(Dataset excerpt)
______

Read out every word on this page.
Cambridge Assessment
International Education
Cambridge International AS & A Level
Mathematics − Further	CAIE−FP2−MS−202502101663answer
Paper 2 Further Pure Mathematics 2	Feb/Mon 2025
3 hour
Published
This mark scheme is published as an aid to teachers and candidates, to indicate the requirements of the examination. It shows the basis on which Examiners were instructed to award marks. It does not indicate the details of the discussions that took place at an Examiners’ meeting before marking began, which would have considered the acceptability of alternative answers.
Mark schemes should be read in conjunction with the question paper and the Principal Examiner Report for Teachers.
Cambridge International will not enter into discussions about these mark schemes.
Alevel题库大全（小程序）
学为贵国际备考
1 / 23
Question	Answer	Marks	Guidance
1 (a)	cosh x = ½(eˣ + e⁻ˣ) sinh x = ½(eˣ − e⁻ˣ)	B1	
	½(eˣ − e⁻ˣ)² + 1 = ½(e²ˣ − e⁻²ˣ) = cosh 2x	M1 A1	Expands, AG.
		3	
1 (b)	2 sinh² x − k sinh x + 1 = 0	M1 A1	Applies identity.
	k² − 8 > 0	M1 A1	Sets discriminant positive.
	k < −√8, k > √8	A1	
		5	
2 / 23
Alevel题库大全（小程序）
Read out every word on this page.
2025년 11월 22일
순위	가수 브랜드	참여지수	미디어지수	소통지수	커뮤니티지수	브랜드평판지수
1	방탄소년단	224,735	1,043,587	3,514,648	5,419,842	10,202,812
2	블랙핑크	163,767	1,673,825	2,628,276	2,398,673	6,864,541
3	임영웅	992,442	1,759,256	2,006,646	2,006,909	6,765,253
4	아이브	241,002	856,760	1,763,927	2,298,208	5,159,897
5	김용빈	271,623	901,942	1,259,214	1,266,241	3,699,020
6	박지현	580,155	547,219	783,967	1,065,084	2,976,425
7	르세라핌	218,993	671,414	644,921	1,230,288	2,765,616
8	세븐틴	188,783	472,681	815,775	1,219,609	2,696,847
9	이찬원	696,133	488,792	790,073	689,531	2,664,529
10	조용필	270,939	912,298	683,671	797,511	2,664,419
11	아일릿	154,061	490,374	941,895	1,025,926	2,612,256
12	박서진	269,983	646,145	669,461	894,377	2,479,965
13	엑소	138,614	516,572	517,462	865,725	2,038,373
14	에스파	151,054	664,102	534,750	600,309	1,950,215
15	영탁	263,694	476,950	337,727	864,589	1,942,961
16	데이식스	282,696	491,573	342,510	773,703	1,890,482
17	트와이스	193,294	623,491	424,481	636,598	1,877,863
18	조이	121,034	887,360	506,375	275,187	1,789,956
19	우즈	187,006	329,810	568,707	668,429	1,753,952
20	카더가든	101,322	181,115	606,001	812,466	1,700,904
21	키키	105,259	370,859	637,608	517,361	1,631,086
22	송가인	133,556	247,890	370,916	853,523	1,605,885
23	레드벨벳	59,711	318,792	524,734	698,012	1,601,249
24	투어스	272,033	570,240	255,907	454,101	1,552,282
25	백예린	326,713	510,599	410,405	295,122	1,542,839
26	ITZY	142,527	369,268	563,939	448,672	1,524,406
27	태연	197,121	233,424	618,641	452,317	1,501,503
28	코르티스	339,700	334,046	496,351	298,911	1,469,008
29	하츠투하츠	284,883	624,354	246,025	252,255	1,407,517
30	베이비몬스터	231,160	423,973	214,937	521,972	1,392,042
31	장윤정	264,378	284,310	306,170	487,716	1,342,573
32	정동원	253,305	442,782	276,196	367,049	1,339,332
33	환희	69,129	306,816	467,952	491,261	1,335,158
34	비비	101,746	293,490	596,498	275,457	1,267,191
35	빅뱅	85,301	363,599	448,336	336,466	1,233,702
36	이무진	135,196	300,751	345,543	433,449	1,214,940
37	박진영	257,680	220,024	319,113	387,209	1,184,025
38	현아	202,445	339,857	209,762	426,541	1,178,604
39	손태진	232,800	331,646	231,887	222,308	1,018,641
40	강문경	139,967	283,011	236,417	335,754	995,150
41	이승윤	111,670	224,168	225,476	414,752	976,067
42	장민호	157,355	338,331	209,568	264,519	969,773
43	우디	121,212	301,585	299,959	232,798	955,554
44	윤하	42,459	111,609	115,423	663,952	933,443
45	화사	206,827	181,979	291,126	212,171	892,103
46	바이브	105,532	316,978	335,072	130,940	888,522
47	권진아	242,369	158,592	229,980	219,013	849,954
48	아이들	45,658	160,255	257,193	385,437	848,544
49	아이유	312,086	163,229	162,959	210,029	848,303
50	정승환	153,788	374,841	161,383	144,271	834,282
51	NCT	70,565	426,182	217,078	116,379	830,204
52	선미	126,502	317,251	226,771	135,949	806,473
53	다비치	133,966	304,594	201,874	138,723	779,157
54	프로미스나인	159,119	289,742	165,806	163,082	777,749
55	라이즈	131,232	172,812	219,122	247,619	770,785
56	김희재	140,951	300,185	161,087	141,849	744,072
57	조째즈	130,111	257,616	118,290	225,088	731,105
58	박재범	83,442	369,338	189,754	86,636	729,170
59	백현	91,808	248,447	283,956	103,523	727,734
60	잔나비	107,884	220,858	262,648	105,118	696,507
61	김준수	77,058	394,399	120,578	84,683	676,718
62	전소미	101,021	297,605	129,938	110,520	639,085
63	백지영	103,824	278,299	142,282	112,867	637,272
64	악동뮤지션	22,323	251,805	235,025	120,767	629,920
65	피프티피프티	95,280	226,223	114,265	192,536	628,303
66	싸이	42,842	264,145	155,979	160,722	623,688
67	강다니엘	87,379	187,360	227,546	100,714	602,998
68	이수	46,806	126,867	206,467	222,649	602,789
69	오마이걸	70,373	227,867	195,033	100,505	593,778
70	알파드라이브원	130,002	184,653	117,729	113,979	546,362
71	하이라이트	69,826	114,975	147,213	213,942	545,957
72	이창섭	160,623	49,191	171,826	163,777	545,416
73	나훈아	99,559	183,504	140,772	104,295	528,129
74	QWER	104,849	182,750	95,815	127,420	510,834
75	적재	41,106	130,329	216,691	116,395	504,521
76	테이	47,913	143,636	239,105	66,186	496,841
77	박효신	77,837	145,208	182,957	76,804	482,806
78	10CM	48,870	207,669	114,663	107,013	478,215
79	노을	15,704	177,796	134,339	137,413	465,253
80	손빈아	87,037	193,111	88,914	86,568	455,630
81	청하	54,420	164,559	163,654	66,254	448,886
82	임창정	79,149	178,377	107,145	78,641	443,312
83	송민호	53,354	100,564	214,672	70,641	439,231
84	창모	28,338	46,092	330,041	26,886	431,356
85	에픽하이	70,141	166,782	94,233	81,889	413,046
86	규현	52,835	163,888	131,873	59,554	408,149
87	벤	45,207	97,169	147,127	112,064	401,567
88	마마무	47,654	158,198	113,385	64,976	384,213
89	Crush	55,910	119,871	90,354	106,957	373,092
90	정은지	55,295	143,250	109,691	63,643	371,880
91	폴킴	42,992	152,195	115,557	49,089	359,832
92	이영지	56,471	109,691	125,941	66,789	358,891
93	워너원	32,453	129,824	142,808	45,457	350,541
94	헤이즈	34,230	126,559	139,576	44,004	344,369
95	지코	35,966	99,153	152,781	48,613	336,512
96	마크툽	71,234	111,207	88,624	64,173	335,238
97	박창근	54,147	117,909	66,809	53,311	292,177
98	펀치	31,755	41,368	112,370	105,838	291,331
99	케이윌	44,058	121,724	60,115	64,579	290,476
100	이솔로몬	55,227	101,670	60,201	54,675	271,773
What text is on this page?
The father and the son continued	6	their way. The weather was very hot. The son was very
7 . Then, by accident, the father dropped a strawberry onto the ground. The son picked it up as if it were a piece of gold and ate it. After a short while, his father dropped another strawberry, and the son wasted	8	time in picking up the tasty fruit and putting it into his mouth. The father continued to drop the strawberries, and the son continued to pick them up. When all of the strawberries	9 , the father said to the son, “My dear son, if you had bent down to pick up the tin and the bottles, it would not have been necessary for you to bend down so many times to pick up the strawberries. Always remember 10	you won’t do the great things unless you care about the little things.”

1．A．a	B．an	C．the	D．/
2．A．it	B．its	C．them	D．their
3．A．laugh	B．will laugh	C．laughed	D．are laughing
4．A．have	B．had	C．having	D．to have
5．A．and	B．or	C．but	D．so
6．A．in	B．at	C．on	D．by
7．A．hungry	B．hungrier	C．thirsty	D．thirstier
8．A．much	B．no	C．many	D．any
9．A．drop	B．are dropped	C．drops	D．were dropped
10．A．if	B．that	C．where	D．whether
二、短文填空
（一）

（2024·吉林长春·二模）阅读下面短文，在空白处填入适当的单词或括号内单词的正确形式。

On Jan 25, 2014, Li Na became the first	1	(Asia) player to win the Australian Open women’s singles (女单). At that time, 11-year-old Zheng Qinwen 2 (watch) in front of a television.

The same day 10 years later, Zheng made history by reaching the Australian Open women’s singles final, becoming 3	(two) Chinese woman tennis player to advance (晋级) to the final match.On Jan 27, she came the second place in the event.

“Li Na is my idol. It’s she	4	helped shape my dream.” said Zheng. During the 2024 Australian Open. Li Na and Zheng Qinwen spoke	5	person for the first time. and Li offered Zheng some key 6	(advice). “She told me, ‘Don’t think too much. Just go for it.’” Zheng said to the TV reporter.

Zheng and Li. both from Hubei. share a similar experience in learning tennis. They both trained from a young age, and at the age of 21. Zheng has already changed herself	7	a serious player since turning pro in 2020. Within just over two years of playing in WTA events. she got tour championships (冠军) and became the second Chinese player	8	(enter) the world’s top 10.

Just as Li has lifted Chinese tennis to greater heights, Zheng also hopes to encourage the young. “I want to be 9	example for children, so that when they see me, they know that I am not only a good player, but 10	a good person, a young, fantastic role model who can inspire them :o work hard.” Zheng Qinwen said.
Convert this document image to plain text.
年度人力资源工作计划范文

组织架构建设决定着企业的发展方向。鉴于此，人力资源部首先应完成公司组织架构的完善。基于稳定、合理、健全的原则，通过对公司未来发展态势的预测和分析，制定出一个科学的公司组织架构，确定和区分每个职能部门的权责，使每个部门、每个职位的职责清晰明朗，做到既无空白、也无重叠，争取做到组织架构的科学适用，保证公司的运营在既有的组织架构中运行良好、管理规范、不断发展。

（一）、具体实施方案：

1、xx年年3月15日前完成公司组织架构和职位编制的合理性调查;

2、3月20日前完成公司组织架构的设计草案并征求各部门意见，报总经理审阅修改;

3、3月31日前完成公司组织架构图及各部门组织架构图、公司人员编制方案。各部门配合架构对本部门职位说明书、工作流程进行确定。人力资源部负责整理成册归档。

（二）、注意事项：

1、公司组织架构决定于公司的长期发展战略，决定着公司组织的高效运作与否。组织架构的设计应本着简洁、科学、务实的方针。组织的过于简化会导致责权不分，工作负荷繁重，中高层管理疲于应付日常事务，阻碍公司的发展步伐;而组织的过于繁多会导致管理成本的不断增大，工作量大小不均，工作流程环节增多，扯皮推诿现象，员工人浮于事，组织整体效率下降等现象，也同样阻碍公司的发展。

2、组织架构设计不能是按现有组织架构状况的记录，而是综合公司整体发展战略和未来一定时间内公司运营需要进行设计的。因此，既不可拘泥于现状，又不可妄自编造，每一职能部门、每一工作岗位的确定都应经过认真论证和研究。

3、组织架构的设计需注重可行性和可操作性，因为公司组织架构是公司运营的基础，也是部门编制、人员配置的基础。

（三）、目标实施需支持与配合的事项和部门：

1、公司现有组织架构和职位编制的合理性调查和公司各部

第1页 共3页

______

[SHORT PROBLEM] Select every line of the records holding the string "into".

[SOLUTION TO THIS PROBLEM]
Cambridge International will not enter into discussions about these mark schemes.
7 . Then, by accident, the father dropped a strawberry onto the ground. The son picked it up as if it were a piece of gold and ate it. After a short while, his father dropped another strawberry, and the son wasted	8	time in picking up the tasty fruit and putting it into his mouth. The father continued to drop the strawberries, and the son continued to pick them up. When all of the strawberries	9 , the father said to the son, “My dear son, if you had bent down to pick up the tin and the bottles, it would not have been necessary for you to bend down so many times to pick up the strawberries. Always remember 10	you won’t do the great things unless you care about the little things.”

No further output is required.